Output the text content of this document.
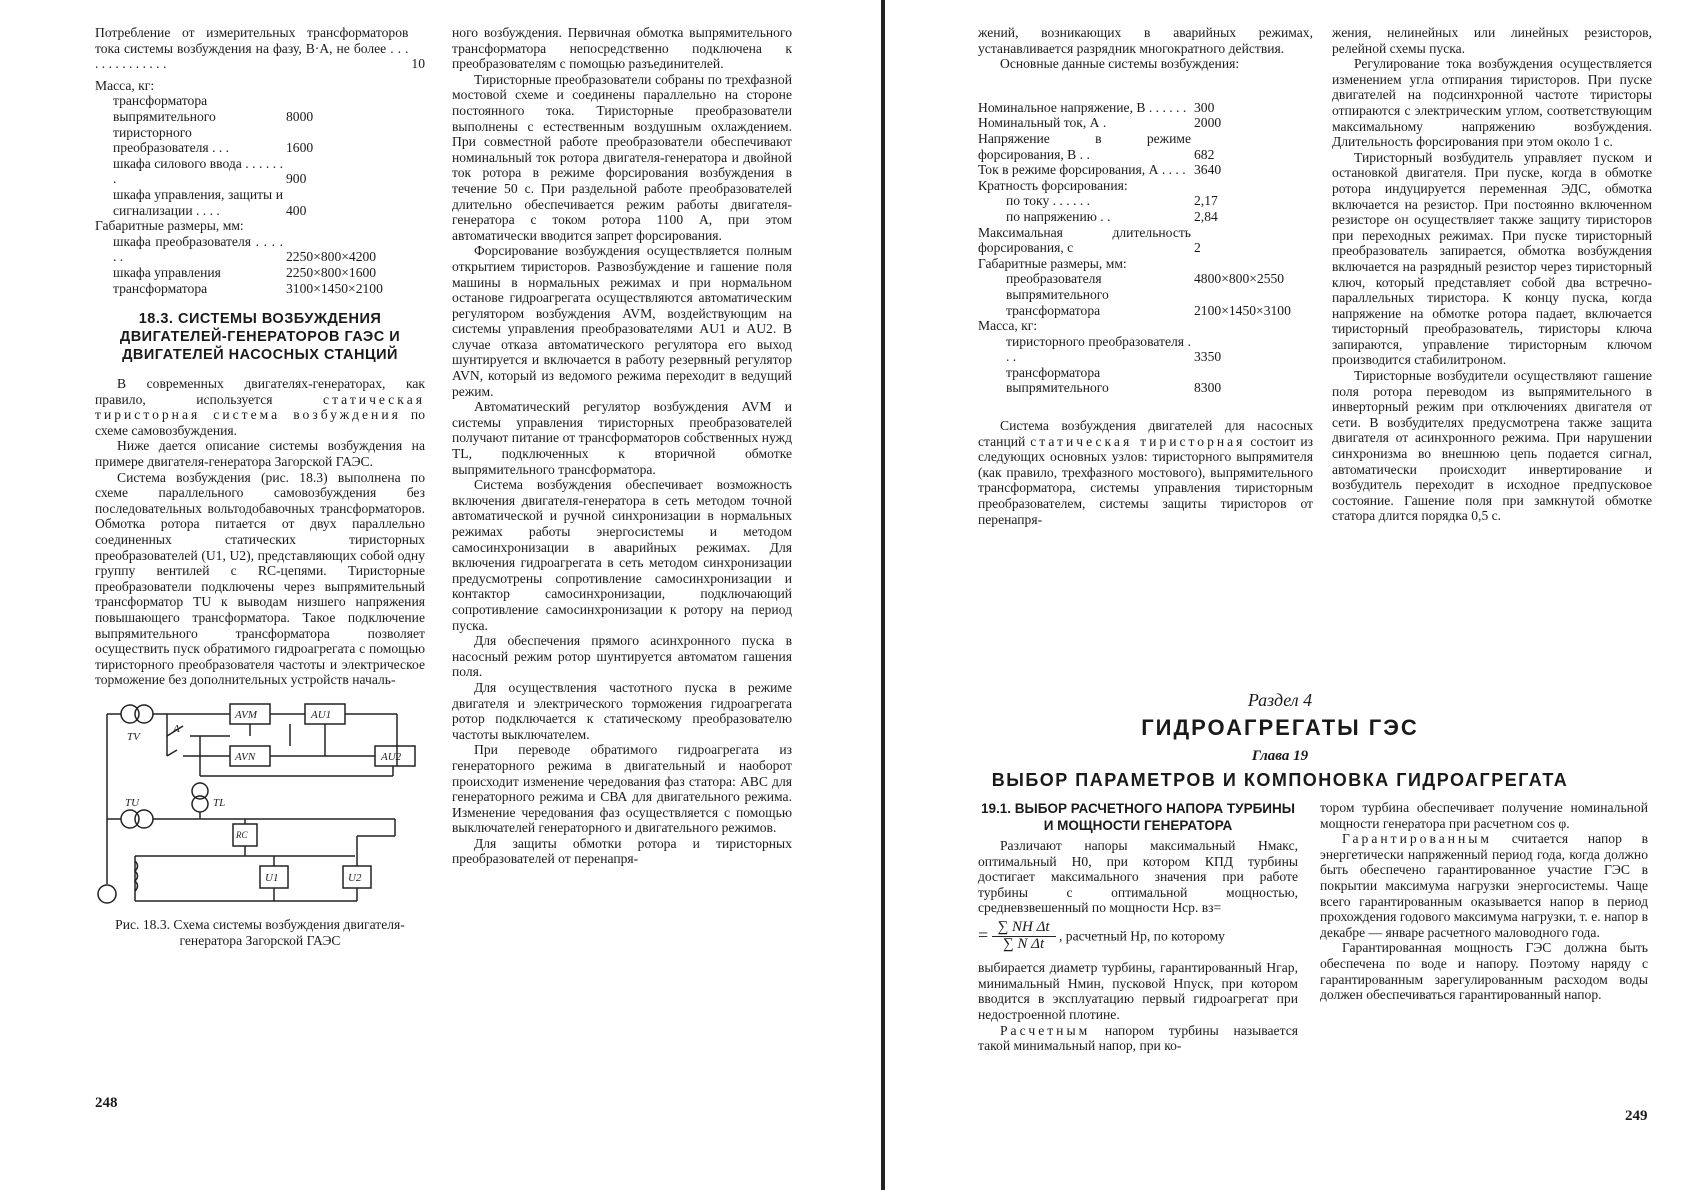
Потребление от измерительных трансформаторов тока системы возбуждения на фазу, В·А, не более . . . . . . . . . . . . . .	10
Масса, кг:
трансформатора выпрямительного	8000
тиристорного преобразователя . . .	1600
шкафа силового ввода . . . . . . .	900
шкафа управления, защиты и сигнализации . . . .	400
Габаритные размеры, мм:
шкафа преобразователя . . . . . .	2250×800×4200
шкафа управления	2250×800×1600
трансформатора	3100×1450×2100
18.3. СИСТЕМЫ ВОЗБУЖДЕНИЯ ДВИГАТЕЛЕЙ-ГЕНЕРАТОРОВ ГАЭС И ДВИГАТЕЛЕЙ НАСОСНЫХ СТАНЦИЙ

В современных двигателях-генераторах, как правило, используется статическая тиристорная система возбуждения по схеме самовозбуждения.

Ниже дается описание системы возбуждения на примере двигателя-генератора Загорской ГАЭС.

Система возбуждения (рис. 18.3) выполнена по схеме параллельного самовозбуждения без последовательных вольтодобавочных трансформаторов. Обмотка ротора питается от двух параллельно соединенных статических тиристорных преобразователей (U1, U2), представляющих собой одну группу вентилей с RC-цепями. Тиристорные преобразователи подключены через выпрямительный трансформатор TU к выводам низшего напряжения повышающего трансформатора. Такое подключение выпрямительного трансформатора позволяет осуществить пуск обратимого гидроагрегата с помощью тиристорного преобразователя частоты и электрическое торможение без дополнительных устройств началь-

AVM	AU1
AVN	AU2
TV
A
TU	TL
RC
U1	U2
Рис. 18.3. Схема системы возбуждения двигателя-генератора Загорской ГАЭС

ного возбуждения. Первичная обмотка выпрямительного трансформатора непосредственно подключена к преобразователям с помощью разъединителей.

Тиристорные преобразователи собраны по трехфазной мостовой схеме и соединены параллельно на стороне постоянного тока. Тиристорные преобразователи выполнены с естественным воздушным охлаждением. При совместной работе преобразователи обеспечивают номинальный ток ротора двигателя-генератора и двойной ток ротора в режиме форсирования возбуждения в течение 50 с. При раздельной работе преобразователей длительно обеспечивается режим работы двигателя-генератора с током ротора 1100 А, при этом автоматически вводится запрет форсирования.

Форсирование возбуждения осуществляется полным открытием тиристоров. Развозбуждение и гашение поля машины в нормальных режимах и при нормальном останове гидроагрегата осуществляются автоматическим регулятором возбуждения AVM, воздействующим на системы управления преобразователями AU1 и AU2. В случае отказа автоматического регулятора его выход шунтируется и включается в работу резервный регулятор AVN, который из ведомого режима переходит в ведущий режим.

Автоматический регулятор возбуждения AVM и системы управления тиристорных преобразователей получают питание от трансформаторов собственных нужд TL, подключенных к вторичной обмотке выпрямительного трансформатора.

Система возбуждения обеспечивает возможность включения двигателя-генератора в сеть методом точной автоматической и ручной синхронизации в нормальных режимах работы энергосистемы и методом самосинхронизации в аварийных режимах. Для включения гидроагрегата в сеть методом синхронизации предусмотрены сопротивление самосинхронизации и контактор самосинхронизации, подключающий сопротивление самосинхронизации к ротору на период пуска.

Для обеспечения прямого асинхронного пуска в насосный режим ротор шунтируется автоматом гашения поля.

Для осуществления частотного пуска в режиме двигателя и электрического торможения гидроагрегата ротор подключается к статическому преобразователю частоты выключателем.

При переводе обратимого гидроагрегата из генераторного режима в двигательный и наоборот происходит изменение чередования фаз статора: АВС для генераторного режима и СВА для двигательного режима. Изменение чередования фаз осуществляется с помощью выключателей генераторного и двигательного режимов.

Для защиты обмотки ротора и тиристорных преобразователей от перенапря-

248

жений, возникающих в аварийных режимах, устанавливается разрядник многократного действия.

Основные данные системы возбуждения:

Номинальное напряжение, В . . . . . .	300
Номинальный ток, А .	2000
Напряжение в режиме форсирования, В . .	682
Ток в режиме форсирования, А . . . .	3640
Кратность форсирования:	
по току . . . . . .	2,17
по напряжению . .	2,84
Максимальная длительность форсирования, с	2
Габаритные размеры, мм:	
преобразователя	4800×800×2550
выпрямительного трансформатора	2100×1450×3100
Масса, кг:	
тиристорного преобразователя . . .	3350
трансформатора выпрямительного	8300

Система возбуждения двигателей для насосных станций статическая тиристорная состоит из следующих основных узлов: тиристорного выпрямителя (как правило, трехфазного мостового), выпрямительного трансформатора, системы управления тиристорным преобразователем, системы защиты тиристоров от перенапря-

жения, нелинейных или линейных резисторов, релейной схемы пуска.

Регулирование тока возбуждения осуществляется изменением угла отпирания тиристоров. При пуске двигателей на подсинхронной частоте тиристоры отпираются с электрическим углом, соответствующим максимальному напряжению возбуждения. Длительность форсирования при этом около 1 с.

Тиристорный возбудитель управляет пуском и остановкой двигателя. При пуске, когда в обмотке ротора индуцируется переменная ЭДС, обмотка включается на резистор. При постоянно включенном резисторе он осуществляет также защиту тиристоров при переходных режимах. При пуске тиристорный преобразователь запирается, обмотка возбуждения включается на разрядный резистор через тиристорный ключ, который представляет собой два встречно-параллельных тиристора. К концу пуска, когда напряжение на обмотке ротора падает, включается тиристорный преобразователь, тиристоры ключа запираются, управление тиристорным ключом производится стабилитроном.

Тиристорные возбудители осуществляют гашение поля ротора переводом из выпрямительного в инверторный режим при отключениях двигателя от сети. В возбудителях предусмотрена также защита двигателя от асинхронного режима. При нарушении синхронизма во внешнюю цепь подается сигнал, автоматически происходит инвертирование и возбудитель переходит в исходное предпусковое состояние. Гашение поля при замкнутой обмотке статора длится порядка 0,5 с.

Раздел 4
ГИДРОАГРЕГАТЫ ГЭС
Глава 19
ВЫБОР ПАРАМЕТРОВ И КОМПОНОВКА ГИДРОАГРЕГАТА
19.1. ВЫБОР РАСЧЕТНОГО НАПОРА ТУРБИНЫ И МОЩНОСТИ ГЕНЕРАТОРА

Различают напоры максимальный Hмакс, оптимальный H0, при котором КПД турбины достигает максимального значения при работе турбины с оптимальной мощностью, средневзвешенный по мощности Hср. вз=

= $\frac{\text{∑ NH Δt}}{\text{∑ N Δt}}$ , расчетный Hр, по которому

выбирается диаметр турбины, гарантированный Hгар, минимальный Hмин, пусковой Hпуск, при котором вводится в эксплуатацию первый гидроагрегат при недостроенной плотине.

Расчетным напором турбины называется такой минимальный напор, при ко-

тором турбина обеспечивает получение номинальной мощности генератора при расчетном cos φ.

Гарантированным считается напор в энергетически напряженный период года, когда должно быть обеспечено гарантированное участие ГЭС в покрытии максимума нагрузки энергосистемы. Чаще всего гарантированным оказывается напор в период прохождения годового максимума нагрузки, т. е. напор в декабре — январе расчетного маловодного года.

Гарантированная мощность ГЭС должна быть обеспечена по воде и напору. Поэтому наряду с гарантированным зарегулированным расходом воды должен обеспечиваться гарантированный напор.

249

---

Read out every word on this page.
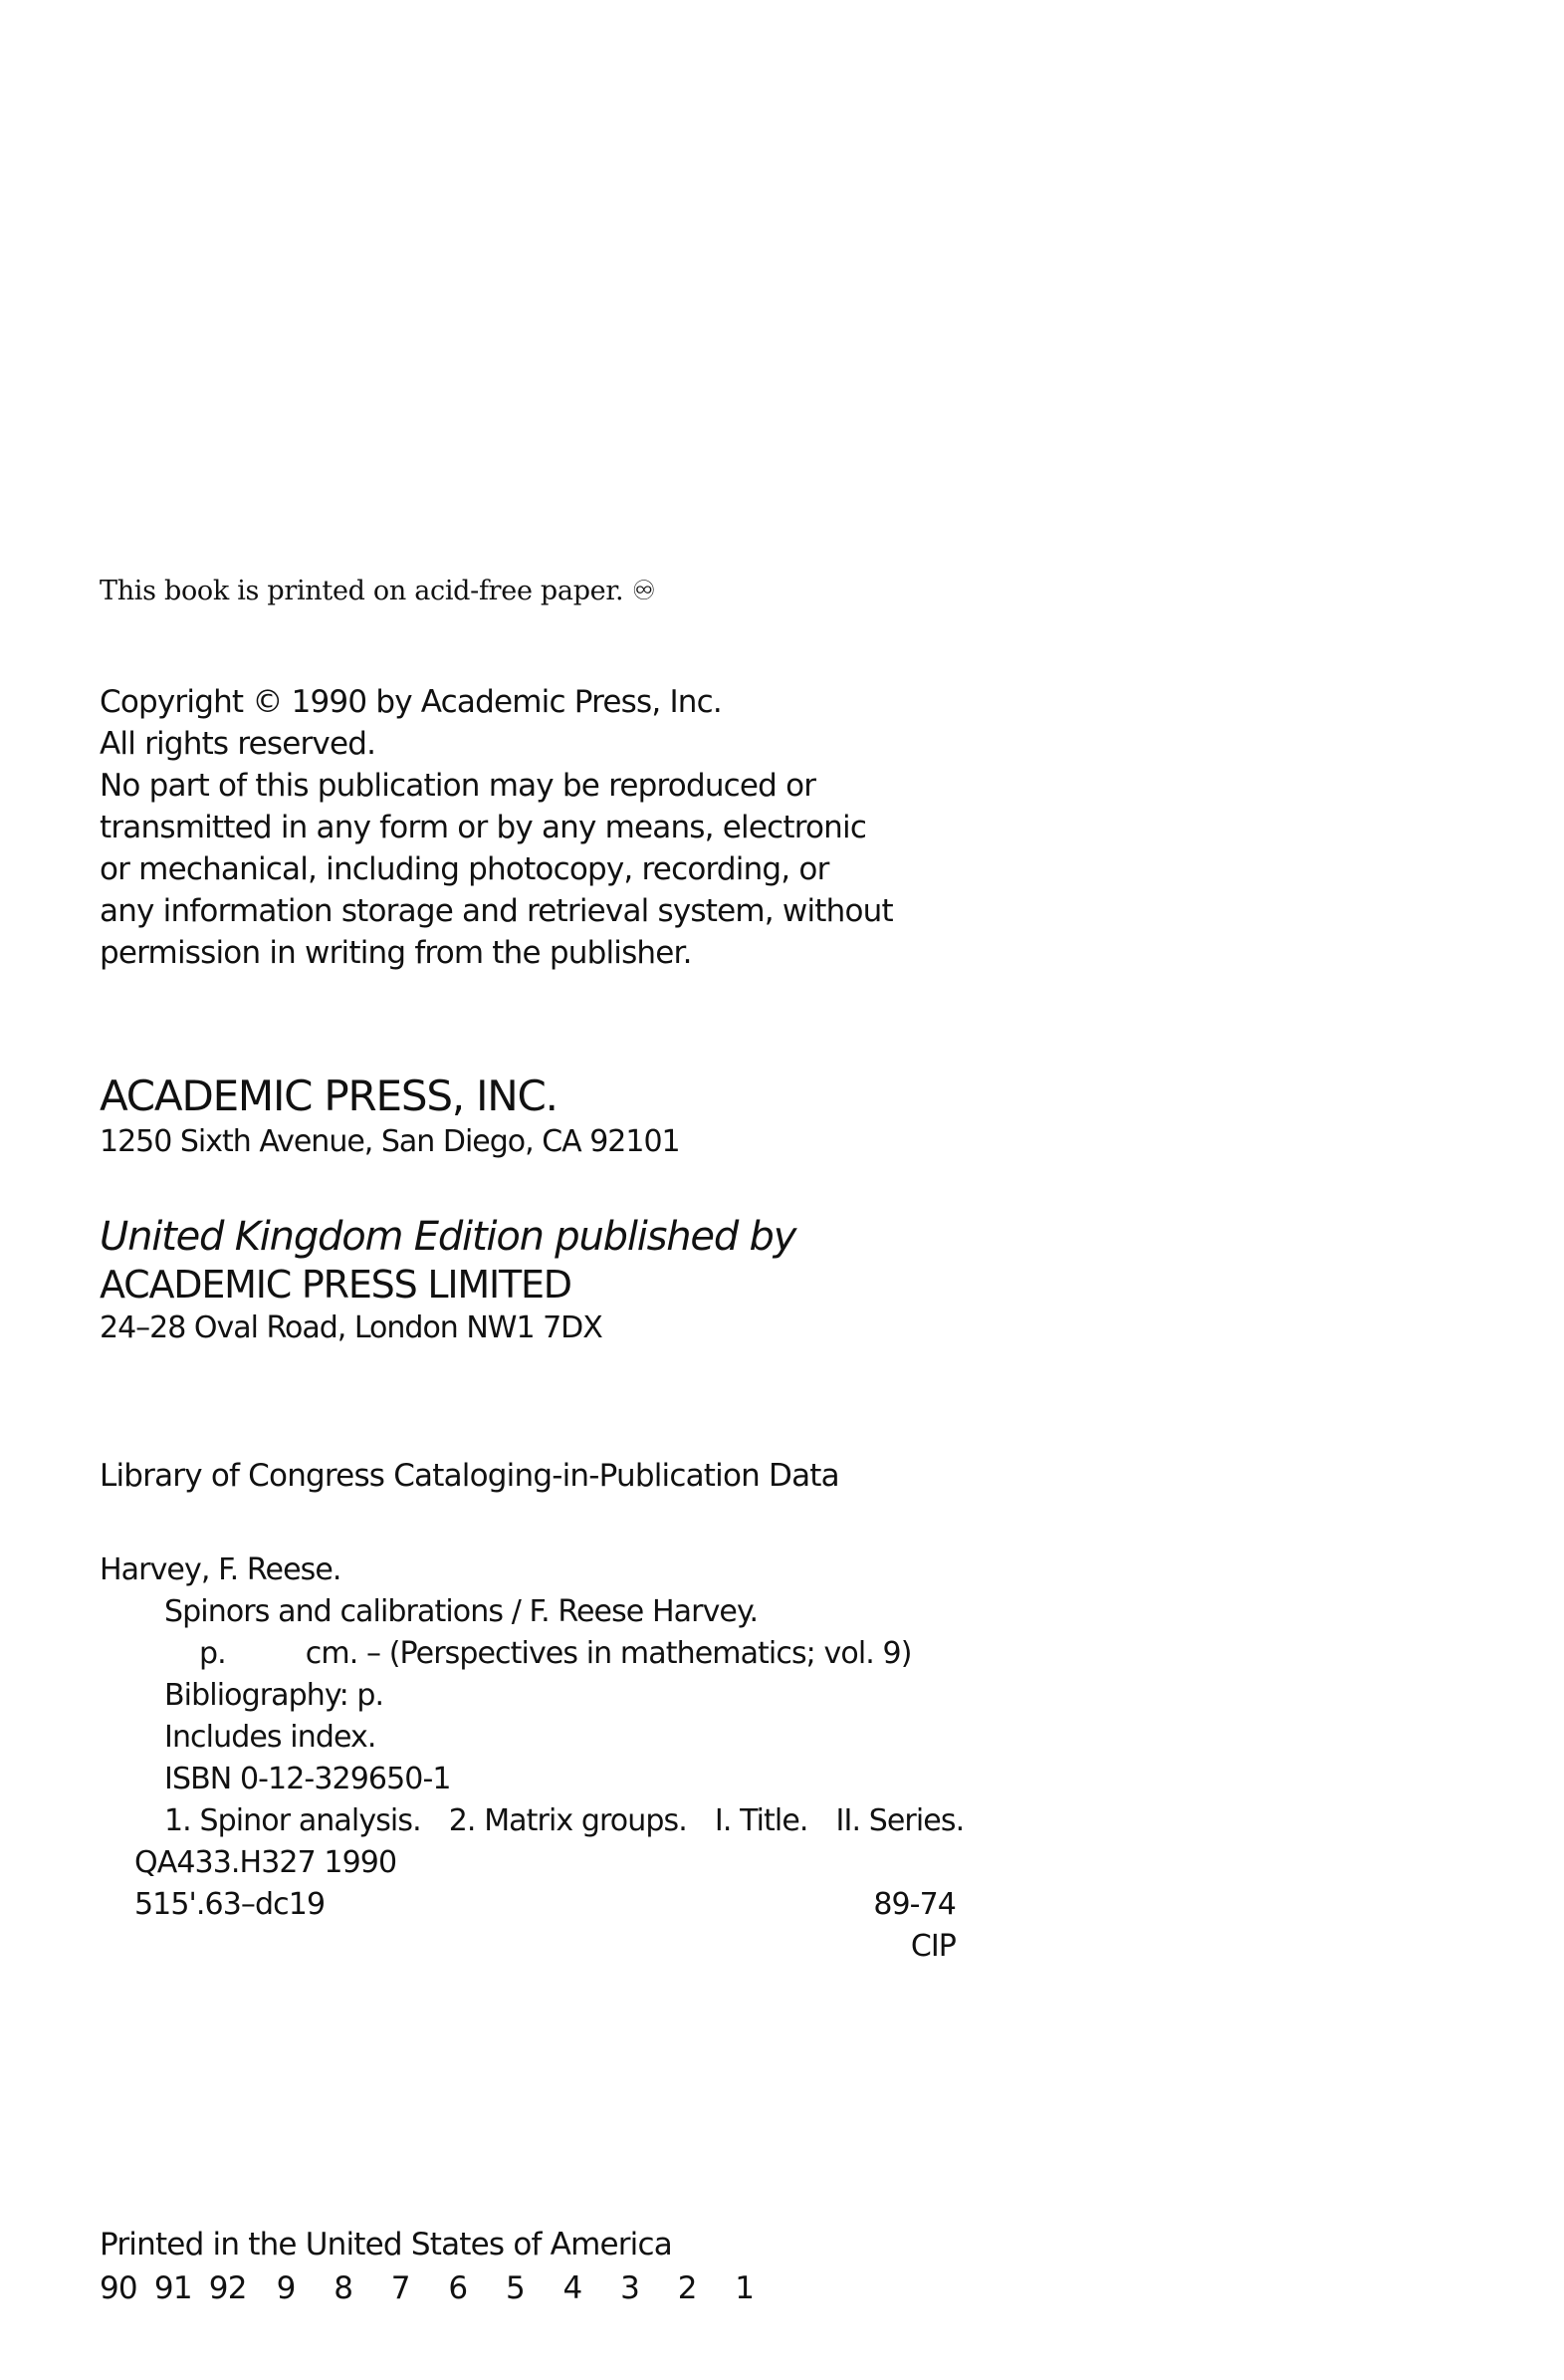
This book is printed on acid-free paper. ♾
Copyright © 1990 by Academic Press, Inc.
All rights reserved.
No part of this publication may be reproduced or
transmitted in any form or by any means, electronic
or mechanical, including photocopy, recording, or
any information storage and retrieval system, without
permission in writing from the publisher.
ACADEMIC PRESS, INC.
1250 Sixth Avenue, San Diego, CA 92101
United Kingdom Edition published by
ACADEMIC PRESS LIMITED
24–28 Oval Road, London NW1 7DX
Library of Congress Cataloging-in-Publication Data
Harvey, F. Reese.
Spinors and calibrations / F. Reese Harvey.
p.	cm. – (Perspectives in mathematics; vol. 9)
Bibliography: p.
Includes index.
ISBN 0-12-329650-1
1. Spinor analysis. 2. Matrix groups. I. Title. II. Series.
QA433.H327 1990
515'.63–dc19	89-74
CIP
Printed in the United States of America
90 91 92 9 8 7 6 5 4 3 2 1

* * *

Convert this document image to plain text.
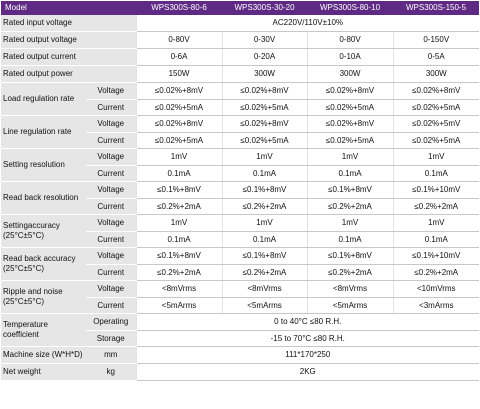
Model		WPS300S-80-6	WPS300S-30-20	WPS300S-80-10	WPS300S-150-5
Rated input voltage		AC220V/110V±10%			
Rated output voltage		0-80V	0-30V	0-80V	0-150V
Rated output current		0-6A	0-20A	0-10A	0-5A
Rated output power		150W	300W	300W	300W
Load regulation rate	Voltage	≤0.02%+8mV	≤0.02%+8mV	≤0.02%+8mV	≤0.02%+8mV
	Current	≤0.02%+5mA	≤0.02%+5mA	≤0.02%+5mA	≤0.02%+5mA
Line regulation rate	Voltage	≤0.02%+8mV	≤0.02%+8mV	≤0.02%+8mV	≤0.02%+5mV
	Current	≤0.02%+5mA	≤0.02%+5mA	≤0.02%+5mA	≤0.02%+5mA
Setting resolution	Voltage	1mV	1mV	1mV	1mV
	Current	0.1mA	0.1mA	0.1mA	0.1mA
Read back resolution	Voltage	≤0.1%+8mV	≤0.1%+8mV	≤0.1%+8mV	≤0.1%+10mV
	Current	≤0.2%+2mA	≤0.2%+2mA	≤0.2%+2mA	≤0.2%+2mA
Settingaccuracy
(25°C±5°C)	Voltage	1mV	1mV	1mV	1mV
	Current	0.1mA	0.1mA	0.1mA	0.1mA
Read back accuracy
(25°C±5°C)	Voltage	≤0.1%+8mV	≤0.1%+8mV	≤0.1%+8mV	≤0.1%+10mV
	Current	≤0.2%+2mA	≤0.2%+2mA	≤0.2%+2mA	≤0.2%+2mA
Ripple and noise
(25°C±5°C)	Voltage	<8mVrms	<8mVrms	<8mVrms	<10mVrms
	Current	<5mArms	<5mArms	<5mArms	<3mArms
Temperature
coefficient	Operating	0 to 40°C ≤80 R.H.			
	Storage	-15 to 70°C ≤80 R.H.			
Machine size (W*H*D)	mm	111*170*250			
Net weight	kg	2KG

### [Stated task]
Return each line that includes "напряжению".

### [Worked solution]
по напряжению . .	2,84
Регулирование тока возбуждения осуществляется изменением угла отпирания тиристоров. При пуске двигателей на подсинхронной частоте тиристоры отпираются с электрическим углом, соответствующим максимальному напряжению возбуждения. Длительность форсирования при этом около 1 с.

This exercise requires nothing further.